- Task prompt -
Report every line from the material that contains the word "eggs".

- Material for this task -
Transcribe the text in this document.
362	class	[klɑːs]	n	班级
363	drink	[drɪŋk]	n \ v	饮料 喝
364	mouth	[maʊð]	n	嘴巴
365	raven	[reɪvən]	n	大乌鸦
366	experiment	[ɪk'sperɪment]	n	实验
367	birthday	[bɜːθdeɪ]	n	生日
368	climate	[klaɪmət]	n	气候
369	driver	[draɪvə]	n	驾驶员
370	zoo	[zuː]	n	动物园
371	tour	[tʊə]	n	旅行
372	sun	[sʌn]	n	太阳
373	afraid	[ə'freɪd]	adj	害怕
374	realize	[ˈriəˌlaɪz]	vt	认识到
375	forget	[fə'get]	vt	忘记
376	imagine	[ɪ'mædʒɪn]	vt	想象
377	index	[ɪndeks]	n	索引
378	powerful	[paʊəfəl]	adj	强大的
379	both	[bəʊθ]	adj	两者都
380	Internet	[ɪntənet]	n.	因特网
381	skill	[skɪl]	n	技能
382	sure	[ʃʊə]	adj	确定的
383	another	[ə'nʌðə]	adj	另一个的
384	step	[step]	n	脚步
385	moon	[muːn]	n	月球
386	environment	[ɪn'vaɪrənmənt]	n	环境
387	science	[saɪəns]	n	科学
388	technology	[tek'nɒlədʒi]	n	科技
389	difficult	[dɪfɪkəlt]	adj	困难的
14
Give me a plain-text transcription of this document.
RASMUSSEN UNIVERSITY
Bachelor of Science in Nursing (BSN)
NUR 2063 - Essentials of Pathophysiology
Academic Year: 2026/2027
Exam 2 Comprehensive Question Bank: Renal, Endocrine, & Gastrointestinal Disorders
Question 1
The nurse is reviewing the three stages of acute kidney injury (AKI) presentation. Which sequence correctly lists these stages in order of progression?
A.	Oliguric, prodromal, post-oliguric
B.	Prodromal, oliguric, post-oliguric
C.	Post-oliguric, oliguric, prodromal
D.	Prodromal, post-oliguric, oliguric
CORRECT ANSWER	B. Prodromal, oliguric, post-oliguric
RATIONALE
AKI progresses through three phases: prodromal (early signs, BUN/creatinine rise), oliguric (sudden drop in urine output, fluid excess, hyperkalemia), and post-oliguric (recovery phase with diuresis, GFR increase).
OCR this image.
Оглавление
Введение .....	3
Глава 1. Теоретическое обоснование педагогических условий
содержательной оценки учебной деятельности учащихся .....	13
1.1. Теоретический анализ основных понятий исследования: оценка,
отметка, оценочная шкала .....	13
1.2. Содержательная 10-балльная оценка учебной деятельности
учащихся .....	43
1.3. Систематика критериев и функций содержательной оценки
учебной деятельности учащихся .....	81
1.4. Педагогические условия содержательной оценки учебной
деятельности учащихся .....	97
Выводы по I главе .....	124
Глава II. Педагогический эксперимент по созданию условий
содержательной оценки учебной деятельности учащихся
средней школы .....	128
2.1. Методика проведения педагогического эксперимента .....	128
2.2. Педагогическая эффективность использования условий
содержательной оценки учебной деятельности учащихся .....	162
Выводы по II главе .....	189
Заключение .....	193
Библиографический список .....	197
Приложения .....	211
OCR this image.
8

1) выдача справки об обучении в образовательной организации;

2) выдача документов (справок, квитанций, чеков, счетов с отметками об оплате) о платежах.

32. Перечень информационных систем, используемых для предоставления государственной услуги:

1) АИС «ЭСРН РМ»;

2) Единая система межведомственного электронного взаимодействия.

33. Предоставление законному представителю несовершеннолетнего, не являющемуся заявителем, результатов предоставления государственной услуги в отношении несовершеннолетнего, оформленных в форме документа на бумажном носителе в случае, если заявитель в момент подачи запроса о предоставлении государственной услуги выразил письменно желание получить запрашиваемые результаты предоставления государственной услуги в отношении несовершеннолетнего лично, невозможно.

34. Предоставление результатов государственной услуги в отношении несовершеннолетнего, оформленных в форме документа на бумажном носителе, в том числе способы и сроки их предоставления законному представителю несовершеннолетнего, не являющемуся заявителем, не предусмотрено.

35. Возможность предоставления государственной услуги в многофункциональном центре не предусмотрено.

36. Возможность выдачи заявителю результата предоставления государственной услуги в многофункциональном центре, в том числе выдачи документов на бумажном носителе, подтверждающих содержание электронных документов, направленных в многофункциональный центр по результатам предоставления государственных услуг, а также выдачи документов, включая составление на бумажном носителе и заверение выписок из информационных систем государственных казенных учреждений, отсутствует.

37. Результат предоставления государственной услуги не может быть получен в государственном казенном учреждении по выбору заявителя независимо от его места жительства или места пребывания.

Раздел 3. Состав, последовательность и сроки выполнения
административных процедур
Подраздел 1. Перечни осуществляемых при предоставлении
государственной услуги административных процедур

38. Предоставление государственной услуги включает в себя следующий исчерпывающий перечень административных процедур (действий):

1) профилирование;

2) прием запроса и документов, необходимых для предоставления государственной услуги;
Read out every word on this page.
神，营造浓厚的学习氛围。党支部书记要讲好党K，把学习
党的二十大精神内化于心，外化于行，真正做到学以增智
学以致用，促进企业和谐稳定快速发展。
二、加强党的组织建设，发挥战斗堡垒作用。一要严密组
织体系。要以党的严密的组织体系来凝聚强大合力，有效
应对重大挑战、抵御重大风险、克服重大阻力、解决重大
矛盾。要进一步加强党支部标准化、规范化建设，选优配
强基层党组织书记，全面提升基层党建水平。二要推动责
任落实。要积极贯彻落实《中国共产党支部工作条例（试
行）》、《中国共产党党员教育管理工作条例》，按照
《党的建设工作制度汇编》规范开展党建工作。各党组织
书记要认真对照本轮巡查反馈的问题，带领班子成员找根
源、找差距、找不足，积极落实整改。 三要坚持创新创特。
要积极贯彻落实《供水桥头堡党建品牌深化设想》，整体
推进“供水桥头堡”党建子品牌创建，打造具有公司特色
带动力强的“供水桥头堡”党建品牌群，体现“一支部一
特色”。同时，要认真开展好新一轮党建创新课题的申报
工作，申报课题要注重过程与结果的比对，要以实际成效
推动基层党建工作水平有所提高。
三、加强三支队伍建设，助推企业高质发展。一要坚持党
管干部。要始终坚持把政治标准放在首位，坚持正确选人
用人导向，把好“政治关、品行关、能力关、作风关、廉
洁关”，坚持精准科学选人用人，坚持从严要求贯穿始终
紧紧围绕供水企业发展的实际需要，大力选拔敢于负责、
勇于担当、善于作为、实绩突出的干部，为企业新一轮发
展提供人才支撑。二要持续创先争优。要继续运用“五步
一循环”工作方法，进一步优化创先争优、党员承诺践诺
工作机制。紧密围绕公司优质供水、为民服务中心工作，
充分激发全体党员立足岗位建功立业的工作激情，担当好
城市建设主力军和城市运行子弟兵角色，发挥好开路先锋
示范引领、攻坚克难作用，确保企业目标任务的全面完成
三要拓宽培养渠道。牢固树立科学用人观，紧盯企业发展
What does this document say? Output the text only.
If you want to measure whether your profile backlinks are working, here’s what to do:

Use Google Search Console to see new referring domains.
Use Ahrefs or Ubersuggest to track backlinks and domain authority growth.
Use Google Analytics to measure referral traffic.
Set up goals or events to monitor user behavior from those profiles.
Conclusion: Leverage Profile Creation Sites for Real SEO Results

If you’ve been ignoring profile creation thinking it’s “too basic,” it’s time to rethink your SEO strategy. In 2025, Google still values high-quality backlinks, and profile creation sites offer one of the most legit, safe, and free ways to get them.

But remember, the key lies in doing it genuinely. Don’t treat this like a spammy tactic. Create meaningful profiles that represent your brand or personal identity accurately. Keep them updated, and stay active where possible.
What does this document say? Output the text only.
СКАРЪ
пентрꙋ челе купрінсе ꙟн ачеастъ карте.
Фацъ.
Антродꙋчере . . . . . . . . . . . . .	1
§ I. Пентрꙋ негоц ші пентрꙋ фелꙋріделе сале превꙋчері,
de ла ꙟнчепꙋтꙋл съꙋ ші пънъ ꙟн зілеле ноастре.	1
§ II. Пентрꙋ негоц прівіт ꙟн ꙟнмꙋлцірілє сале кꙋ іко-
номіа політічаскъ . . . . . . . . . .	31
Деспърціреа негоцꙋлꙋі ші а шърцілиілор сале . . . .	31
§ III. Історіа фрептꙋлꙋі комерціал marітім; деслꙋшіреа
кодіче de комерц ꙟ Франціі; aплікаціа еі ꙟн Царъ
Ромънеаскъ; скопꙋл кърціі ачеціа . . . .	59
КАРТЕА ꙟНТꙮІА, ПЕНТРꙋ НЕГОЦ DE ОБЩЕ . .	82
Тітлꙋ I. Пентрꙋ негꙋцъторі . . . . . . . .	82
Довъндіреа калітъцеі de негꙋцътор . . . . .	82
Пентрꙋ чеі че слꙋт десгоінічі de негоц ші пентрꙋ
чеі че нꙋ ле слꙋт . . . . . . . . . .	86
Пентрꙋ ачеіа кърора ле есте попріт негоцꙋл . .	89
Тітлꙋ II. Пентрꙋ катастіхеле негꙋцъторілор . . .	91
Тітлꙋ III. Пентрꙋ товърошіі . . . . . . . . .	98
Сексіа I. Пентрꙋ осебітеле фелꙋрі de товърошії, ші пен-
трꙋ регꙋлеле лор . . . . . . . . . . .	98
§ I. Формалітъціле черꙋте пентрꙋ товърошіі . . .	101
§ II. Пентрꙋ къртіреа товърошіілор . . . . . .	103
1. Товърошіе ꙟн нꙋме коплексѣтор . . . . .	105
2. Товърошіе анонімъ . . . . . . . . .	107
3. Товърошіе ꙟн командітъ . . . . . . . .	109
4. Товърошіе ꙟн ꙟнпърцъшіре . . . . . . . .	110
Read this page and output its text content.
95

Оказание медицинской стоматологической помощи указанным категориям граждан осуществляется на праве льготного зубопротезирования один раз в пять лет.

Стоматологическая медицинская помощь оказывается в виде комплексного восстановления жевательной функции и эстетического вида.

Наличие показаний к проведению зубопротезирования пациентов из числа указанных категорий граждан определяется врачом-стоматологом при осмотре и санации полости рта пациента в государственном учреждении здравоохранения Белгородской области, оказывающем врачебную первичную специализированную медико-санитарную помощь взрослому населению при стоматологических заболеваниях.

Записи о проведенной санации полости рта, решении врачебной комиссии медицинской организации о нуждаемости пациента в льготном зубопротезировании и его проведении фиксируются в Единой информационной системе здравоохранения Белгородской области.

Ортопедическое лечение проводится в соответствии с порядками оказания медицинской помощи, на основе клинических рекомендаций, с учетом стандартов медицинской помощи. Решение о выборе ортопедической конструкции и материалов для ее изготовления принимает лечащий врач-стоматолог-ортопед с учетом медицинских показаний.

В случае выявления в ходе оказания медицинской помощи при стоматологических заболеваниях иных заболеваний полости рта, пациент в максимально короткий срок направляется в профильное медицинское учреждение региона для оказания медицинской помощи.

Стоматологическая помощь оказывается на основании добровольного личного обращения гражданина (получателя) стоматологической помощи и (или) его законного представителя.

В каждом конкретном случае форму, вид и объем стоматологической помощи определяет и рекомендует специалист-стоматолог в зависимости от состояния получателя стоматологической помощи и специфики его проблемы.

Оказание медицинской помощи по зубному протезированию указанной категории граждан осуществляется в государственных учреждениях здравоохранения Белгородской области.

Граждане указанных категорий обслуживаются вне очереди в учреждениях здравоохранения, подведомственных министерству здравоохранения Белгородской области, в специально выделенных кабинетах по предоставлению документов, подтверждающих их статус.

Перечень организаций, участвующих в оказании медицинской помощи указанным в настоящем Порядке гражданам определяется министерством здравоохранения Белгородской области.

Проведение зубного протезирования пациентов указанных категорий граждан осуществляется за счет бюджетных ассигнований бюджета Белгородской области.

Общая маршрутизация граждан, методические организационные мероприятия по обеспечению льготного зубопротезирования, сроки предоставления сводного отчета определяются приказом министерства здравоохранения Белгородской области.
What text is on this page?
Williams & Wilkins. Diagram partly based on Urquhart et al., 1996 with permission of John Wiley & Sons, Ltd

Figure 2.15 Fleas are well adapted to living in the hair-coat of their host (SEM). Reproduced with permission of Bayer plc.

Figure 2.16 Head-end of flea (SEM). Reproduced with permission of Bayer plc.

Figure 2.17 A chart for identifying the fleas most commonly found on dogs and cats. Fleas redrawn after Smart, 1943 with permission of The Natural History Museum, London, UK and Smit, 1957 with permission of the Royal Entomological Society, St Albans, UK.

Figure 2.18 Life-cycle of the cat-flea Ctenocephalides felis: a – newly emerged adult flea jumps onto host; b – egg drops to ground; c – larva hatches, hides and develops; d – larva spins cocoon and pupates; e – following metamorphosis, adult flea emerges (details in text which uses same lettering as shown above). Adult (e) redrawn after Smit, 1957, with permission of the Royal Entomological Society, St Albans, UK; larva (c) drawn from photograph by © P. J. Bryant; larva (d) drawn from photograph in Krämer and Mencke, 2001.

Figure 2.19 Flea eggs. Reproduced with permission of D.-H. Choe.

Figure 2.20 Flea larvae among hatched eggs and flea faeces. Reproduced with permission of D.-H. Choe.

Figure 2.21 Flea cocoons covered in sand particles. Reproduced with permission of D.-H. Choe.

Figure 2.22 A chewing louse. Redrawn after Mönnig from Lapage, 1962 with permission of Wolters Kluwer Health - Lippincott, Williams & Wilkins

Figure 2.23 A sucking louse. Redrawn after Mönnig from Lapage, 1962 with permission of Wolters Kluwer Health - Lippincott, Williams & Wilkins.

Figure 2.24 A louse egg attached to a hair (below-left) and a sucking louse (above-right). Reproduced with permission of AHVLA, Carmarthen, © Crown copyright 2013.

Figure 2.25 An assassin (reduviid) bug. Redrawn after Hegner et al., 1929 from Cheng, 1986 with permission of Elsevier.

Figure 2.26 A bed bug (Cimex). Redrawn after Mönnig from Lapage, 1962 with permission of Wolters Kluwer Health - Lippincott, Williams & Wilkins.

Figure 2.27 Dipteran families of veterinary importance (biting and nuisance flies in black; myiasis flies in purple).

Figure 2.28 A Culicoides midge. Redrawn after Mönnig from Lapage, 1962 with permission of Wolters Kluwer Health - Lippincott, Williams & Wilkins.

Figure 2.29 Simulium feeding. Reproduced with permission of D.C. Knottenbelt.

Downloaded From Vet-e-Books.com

- Reply to the exercise -
Figure 2.19 Flea eggs. Reproduced with permission of D.-H. Choe.
Figure 2.20 Flea larvae among hatched eggs and flea faeces. Reproduced with permission of D.-H. Choe.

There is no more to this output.